-------- Supplied information

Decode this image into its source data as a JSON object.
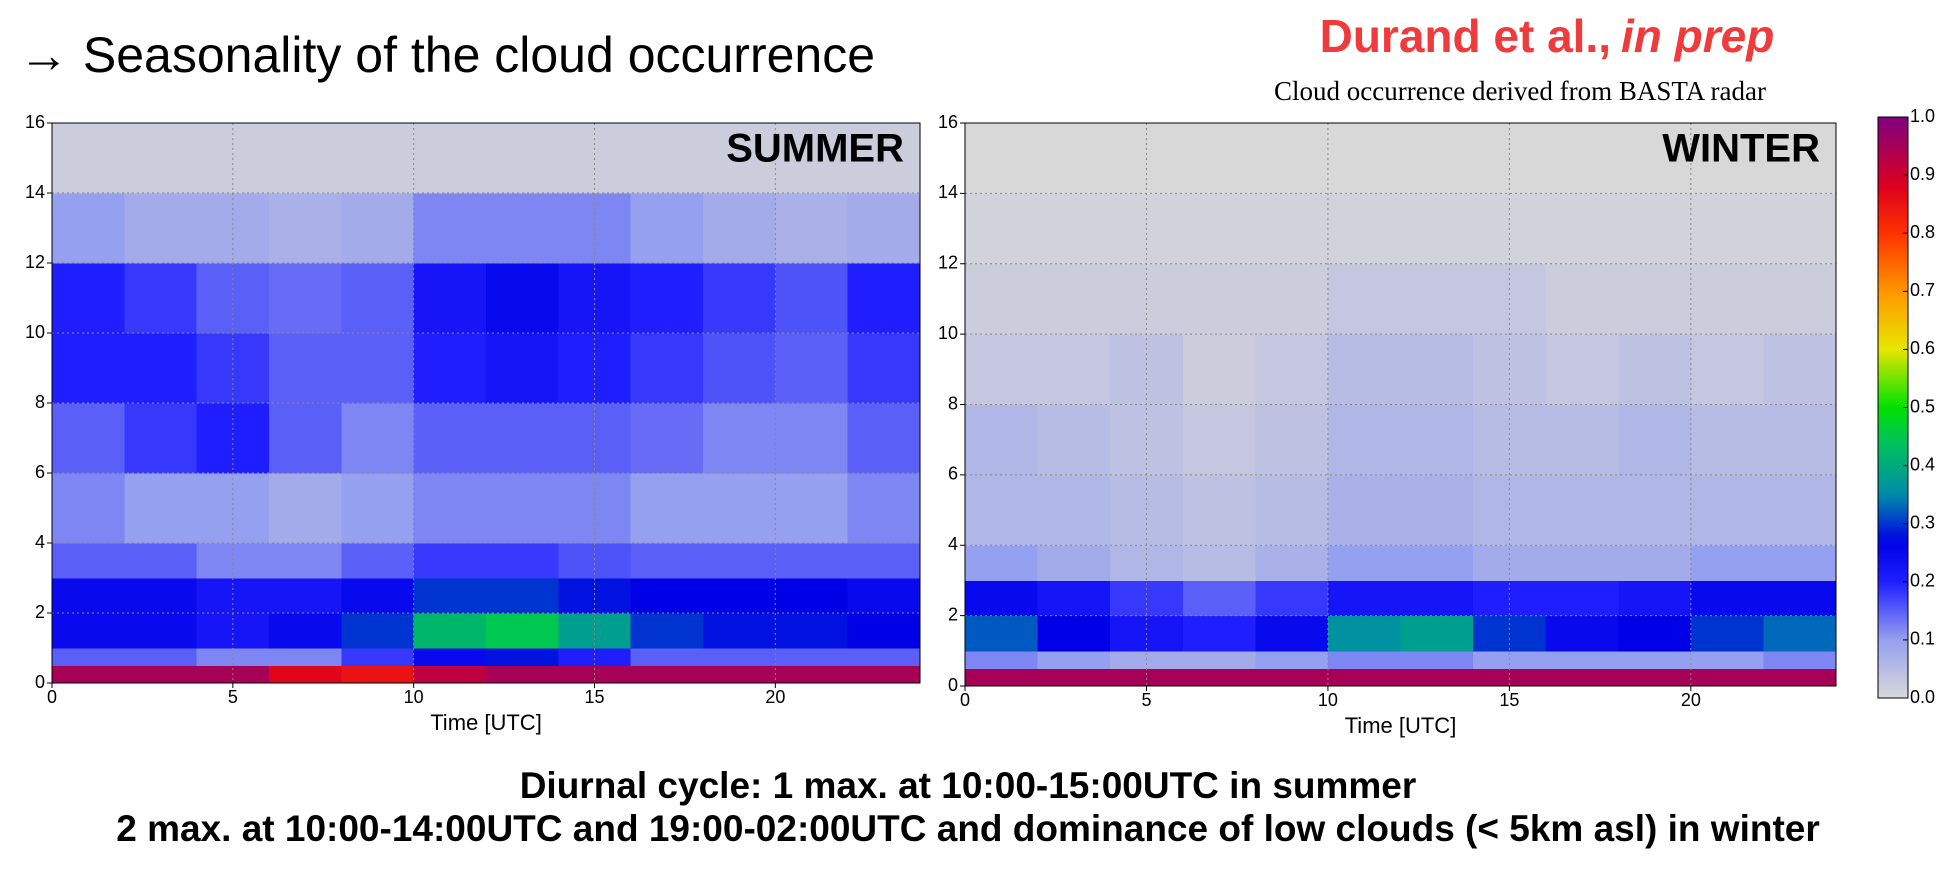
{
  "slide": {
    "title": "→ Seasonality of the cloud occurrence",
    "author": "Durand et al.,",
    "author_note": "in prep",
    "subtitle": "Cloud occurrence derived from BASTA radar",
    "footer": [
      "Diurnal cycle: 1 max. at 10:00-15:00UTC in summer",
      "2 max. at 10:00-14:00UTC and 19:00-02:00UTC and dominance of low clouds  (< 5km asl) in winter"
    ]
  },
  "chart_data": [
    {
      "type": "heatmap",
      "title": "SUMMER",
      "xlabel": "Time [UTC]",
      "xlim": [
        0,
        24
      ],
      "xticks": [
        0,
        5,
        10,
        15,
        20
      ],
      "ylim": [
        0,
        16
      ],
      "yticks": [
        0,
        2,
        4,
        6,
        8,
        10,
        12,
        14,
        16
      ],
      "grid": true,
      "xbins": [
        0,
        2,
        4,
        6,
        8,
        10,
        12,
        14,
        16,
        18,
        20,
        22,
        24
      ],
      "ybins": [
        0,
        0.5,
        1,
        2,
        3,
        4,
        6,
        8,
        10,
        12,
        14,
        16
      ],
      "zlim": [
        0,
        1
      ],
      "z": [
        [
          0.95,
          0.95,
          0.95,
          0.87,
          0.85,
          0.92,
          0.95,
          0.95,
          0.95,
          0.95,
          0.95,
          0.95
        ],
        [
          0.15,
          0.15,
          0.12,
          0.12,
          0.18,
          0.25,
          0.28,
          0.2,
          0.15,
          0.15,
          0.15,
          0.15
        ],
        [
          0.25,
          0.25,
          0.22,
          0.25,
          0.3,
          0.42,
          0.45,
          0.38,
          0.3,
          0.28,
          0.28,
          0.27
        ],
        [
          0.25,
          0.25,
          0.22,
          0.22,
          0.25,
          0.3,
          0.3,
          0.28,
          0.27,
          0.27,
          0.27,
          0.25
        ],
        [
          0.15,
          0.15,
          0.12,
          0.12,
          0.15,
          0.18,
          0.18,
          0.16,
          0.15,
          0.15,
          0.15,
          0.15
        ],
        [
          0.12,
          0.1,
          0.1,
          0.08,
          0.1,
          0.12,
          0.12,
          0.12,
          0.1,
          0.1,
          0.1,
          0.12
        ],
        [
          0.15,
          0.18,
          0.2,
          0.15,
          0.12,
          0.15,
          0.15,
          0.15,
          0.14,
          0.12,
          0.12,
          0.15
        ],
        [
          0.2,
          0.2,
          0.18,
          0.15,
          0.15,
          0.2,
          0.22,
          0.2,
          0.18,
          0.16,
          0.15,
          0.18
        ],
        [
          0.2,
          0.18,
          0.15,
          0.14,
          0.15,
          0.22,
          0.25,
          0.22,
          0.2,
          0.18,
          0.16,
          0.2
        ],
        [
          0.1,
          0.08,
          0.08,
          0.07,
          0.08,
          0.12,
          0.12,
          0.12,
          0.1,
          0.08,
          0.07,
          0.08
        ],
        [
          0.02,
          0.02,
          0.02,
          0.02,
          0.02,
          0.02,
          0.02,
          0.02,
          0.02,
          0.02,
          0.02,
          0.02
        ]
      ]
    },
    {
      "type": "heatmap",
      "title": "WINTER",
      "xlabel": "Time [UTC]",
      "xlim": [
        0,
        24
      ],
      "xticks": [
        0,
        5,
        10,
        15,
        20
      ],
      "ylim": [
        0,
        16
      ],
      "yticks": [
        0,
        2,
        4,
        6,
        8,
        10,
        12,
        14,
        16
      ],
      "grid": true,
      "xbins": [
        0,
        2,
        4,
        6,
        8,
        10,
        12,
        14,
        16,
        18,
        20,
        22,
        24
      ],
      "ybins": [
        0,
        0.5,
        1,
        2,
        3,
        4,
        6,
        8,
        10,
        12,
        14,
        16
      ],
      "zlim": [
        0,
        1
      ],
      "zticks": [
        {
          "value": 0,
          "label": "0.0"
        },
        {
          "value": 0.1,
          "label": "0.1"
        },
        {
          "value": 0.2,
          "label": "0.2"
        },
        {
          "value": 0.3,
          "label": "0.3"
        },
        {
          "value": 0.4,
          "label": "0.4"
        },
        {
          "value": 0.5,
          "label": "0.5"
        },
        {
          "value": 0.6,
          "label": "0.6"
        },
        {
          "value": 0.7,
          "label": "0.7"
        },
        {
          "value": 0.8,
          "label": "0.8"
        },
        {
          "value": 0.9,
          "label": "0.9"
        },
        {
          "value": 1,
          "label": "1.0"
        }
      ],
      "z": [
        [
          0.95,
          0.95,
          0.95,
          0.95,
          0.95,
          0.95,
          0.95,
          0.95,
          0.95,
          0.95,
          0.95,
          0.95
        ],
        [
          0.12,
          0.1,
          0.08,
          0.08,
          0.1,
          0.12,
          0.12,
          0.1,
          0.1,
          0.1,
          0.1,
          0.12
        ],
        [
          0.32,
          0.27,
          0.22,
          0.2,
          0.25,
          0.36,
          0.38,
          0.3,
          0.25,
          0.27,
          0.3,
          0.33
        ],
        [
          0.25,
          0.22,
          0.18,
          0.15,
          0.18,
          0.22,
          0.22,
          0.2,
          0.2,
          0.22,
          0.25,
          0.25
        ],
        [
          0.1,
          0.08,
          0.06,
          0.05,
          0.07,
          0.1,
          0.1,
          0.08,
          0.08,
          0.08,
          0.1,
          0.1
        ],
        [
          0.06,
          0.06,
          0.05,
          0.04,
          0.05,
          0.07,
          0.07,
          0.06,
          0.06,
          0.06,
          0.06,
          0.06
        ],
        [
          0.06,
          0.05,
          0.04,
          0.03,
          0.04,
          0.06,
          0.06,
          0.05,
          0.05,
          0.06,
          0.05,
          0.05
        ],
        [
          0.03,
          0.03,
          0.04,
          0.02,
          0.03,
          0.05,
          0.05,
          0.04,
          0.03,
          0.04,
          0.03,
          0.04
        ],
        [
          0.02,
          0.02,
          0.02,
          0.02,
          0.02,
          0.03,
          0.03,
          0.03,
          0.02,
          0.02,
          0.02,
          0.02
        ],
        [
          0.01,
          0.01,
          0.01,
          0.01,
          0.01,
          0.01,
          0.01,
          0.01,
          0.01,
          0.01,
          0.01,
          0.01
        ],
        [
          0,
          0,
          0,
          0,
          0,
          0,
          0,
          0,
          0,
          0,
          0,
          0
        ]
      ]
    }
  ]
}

----------------

== Short problem ==
Select every line above that contains the word "value", and copy it.

== Response below ==
          "value": 0,
          "value": 0.1,
          "value": 0.2,
          "value": 0.3,
          "value": 0.4,
          "value": 0.5,
          "value": 0.6,
          "value": 0.7,
          "value": 0.8,
          "value": 0.9,
          "value": 1,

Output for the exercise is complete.